= Quoted passage =

● ● ● ● ●

The Empyrean is the eighth solo album by American musician John Frusciante, released worldwide on January 20, 2009 through Record Collection. Frusciante did not plan on a following tour, as he instead wanted to focus on writing and recording. The Empyrean peaked at number 151 on the US Billboard 200 as well as number seven on the Top Heatseekers. On release it made number 105 on the UK Albums Chart.

Frusciante said that the record "was recorded on and off between December 2006 and March 2008," and is a concept album that tells "a single story both musically and lyrically." The Empyrean contains a version of Tim Buckley's "Song to the Siren", from his 1970 album Starsailor. The record also features an array of collaborators and guest musicians, including Frusciante's bandmate Flea, and friends Josh Klinghoffer and the former Smiths guitarist Johnny Marr. Due to an error at the duplication plant, the United States CD release date was delayed until January 27. On June 2, 2010, a new bonus track, Here, Air, was added to the album, freely available at John's website.

On December 11, 2012, Record Collection re-issued various John Frusciante albums released from 2004 to 2009, including The Empyrean.   These re-issued albums are available on 180 gram limited edition vinyl. Each LP also comes with a download card for your choice of MP3 or WAV file. The Empyrean was one of the most sought after John Frusciante LPs from the 2012 catalog reissue.  According to John Frusciante's official website, the pre-order of the limited edition vinyl was sold out as of November 24, 2012; therefore, making it the first from the limited catalog reissue to do so.  Additional stock of recording would be available in 2013.

A ten-year anniversary reissue, recut by John Frusciante and Bernie Grundman from the original analog tapes, was released on March 29, 2019. The reissue is a double disc LP that includes a download card of the album plus bonus tracks in hi-resolution.

A song which was written during The Empyrean sessions, "Scratch", was released as a free download on February 18, 2014 as an introductory track to the full-length record Enclosure released April 8, 2014.

At Metacritic, which assigns a weighted mean rating out of 100 to reviews from mainstream critics, the album received an average score of 69, based on 8 reviews, which indicates "generally favorable reviews."

Album artwork 
The artwork is a photograph of prints arranged to form a collage. The upper left region of the image contains various references to the natural world, such as the multiple images of green leaved trees and several superimposed images of mountains. Considering John's philosophy on life, it is plausible to draw that this arrangement is a reference to the Tree of life.

In the lower left corner, the presence of tree roots and semi-transparent fallen leaves reinforces the idea of the Tree of life.

● ● ● ● ●

(Region and label listings)

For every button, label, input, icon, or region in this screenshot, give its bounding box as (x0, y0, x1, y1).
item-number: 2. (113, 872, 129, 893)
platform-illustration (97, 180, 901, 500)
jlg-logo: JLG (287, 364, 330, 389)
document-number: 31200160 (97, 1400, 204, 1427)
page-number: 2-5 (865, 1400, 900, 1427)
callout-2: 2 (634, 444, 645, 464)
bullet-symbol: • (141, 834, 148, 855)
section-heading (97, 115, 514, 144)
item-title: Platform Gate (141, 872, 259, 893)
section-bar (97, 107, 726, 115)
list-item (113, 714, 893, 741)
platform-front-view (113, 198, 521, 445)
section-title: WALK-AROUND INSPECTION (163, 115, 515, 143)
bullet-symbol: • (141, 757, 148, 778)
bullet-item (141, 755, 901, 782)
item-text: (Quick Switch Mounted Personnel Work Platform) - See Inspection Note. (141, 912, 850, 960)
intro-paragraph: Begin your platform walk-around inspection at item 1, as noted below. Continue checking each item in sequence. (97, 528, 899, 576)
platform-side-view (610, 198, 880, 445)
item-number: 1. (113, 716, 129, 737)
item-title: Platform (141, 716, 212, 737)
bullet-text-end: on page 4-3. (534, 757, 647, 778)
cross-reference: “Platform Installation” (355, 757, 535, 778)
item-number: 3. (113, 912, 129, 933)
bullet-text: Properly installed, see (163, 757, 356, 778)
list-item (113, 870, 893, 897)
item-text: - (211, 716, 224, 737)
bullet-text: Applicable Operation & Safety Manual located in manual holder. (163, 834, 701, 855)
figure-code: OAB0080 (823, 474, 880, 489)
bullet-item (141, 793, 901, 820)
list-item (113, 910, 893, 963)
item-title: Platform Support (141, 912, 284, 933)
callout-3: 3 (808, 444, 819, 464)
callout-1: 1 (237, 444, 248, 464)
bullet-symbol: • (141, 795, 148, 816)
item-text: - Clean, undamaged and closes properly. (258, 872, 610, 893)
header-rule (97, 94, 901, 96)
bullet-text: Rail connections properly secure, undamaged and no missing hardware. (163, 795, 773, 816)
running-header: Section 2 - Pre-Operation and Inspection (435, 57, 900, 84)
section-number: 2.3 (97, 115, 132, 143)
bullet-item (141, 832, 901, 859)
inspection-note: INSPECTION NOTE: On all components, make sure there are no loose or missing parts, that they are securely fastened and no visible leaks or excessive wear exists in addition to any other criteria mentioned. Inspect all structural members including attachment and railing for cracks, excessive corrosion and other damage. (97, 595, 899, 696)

● ● ● ● ●

Pick up the text above about The Empyrean album after its final sentence and continue it.

= Written response =
Josh Klinghoffer, John's personal friend (whom he has collaborated with previously, as well as on The Empyrean) is pictured laying next to a skull, and connected to the angelic figure of John. This is a reference to death and rebirth, which is confirmed through John's blog posts. The two figures are connected through means of a rope or string. Considering the religious themes of the album (song titles "God" and "Heaven" are present on the album), it is plausible to draw the conclusion that this is a reference to God and Jesus. However John's figure could be interpreted as being Dante's Satan due to the similarity between the multiple pairs of wings and heads.

The helical staircase leading from the dead figure's resting place signifies rebirth and improvement until it reaches the highest point in heaven. The palace above the clouds is the representation John chooses to take of this concept. The album artwork is representative of the musical content of the album. This is reinforced through John's content in his blog posts.

Track listing

Personnel
John Frusciante – lead vocals, lead and rhythm guitar, acoustic guitar, keyboards, piano, synthesizers, Bass VI on "Dark/Light" and "Central", drum machine, backing vocals
Josh Klinghoffer – drums, percussion, electric piano, organ, piano, synthesizers, backing vocals
Flea – bass guitar on "Unreachable", "God", "Heaven", "Enough of Me", "Today", and "Ah Yom"
Johnny Marr – electric guitar on "Enough of Me", electric and acoustic guitar on "Central"
Donald Taylor and the New Dimension Singers – backing vocals on "Dark/Light"
Lawrence Young – backing vocals on "Dark/Light"
Sonus Quartet – strings
Geoff Gallegof – string arrangement on "God" and "One More of Me"
Neel Hammond – string arrangement on "Enough of Me"
Vanessa Freebairn-Smith – string arrangement on "Central"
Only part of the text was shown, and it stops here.